— Start Raw data —
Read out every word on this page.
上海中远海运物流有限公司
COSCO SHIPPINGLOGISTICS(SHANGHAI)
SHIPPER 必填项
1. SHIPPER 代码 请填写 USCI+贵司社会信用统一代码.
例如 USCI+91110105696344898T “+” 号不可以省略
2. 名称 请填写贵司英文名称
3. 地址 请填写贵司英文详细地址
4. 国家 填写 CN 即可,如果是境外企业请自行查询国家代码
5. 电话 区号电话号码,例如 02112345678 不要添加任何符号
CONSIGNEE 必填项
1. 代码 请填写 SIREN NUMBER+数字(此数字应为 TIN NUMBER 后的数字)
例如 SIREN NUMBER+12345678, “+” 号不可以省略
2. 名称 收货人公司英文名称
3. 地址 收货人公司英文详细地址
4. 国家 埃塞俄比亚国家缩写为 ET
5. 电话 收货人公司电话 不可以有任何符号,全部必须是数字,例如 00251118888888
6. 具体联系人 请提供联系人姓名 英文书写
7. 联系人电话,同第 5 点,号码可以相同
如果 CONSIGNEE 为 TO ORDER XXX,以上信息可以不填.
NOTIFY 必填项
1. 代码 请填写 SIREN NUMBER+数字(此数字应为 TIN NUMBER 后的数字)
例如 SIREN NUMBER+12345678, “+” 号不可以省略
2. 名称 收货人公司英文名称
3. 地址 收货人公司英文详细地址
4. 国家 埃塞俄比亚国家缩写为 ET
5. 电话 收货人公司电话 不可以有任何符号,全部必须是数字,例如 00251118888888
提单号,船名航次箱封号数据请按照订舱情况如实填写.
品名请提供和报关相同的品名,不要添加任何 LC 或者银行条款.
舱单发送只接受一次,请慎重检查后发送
— End Raw data —
What the task requires
Copy out the whole listing, exactly as written.

Answer in full
Read out every word on this page.
上海中远海运物流有限公司
COSCO SHIPPINGLOGISTICS(SHANGHAI)
SHIPPER 必填项
1. SHIPPER 代码 请填写 USCI+贵司社会信用统一代码.
例如 USCI+91110105696344898T “+” 号不可以省略
2. 名称 请填写贵司英文名称
3. 地址 请填写贵司英文详细地址
4. 国家 填写 CN 即可,如果是境外企业请自行查询国家代码
5. 电话 区号电话号码,例如 02112345678 不要添加任何符号
CONSIGNEE 必填项
1. 代码 请填写 SIREN NUMBER+数字(此数字应为 TIN NUMBER 后的数字)
例如 SIREN NUMBER+12345678, “+” 号不可以省略
2. 名称 收货人公司英文名称
3. 地址 收货人公司英文详细地址
4. 国家 埃塞俄比亚国家缩写为 ET
5. 电话 收货人公司电话 不可以有任何符号,全部必须是数字,例如 00251118888888
6. 具体联系人 请提供联系人姓名 英文书写
7. 联系人电话,同第 5 点,号码可以相同
如果 CONSIGNEE 为 TO ORDER XXX,以上信息可以不填.
NOTIFY 必填项
1. 代码 请填写 SIREN NUMBER+数字(此数字应为 TIN NUMBER 后的数字)
例如 SIREN NUMBER+12345678, “+” 号不可以省略
2. 名称 收货人公司英文名称
3. 地址 收货人公司英文详细地址
4. 国家 埃塞俄比亚国家缩写为 ET
5. 电话 收货人公司电话 不可以有任何符号,全部必须是数字,例如 00251118888888
提单号,船名航次箱封号数据请按照订舱情况如实填写.
品名请提供和报关相同的品名,不要添加任何 LC 或者银行条款.
舱单发送只接受一次,请慎重检查后发送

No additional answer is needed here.